▸ **Problem details**:
Any pictures in the records below should be skipped; write out everything else exactly.

-- Begin Provided records --

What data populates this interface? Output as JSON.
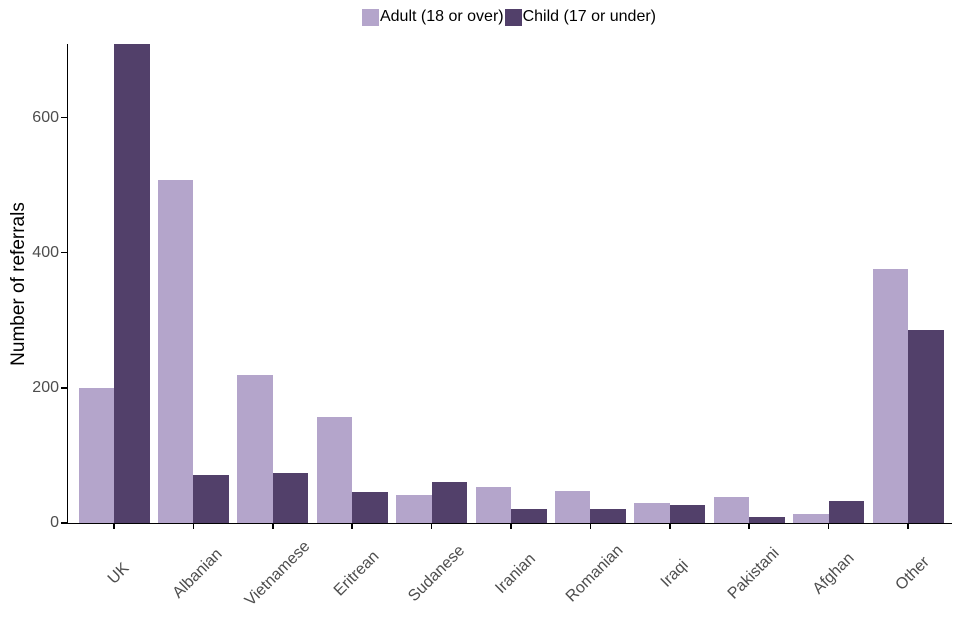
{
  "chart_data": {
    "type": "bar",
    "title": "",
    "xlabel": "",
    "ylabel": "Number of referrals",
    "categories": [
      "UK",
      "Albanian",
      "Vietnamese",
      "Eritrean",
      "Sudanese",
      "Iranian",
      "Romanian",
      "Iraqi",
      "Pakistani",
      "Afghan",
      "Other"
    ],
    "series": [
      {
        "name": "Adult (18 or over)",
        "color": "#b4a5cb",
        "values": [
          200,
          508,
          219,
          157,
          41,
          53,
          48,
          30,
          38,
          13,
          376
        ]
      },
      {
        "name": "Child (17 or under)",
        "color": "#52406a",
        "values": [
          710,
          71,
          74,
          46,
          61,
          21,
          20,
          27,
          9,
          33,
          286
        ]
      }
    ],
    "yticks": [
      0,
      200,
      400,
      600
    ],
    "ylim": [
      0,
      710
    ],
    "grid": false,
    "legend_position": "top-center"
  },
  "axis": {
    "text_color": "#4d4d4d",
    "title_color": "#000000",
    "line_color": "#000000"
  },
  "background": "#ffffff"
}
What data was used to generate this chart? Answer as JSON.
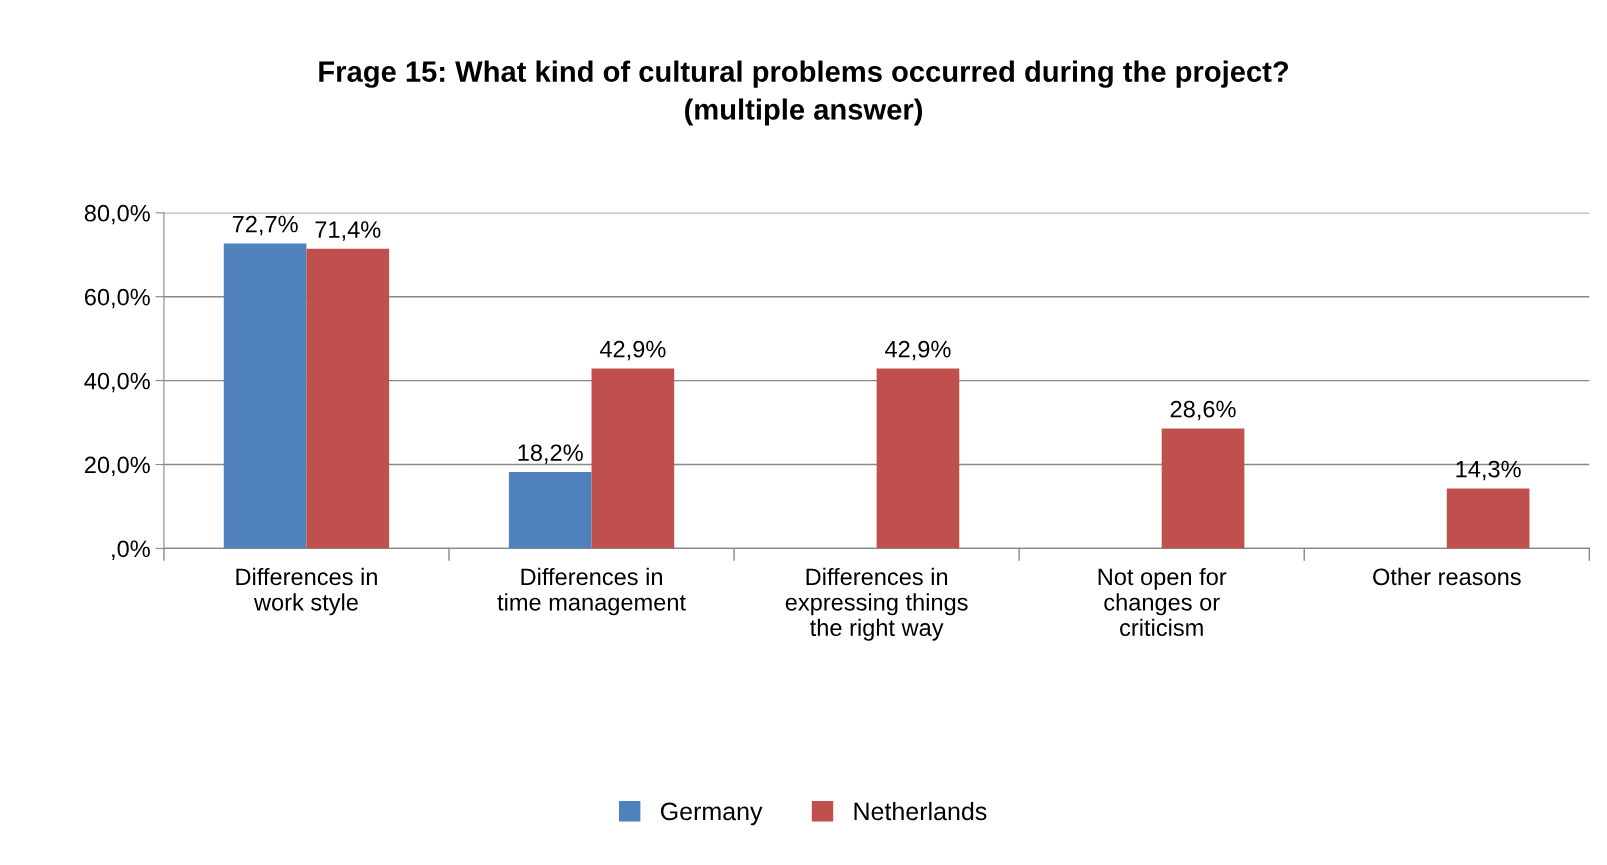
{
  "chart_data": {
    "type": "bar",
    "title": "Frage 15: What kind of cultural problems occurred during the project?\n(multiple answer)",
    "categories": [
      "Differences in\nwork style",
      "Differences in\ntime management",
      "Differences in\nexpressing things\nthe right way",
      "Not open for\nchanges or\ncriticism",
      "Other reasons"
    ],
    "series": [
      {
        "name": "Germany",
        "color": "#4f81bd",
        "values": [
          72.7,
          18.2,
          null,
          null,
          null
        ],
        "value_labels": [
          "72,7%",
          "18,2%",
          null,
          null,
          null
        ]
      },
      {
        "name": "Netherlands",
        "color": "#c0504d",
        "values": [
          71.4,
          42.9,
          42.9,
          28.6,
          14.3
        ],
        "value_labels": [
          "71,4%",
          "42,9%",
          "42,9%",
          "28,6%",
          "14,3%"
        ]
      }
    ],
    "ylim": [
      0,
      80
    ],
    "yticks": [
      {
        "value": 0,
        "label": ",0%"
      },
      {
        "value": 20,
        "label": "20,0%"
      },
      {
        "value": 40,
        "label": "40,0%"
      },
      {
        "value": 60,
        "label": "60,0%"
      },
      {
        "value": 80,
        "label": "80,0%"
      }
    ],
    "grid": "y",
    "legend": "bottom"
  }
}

-- End Provided records --

▸ **Task solution**:
What data populates this interface? Output as JSON.
{
  "chart_data": {
    "type": "bar",
    "title": "",
    "xlabel": "",
    "ylabel": "Number of referrals",
    "categories": [
      "UK",
      "Albanian",
      "Vietnamese",
      "Eritrean",
      "Sudanese",
      "Iranian",
      "Romanian",
      "Iraqi",
      "Pakistani",
      "Afghan",
      "Other"
    ],
    "series": [
      {
        "name": "Adult (18 or over)",
        "color": "#b4a5cb",
        "values": [
          200,
          508,
          219,
          157,
          41,
          53,
          48,
          30,
          38,
          13,
          376
        ]
      },
      {
        "name": "Child (17 or under)",
        "color": "#52406a",
        "values": [
          710,
          71,
          74,
          46,
          61,
          21,
          20,
          27,
          9,
          33,
          286
        ]
      }
    ],
    "yticks": [
      0,
      200,
      400,
      600
    ],
    "ylim": [
      0,
      710
    ],
    "grid": false,
    "legend_position": "top-center"
  },
  "axis": {
    "text_color": "#4d4d4d",
    "title_color": "#000000",
    "line_color": "#000000"
  },
  "background": "#ffffff"
}
What data was used to generate this chart? Answer as JSON.
{
  "chart_data": {
    "type": "bar",
    "title": "Frage 15: What kind of cultural problems occurred during the project?\n(multiple answer)",
    "categories": [
      "Differences in\nwork style",
      "Differences in\ntime management",
      "Differences in\nexpressing things\nthe right way",
      "Not open for\nchanges or\ncriticism",
      "Other reasons"
    ],
    "series": [
      {
        "name": "Germany",
        "color": "#4f81bd",
        "values": [
          72.7,
          18.2,
          null,
          null,
          null
        ],
        "value_labels": [
          "72,7%",
          "18,2%",
          null,
          null,
          null
        ]
      },
      {
        "name": "Netherlands",
        "color": "#c0504d",
        "values": [
          71.4,
          42.9,
          42.9,
          28.6,
          14.3
        ],
        "value_labels": [
          "71,4%",
          "42,9%",
          "42,9%",
          "28,6%",
          "14,3%"
        ]
      }
    ],
    "ylim": [
      0,
      80
    ],
    "yticks": [
      {
        "value": 0,
        "label": ",0%"
      },
      {
        "value": 20,
        "label": "20,0%"
      },
      {
        "value": 40,
        "label": "40,0%"
      },
      {
        "value": 60,
        "label": "60,0%"
      },
      {
        "value": 80,
        "label": "80,0%"
      }
    ],
    "grid": "y",
    "legend": "bottom"
  }
}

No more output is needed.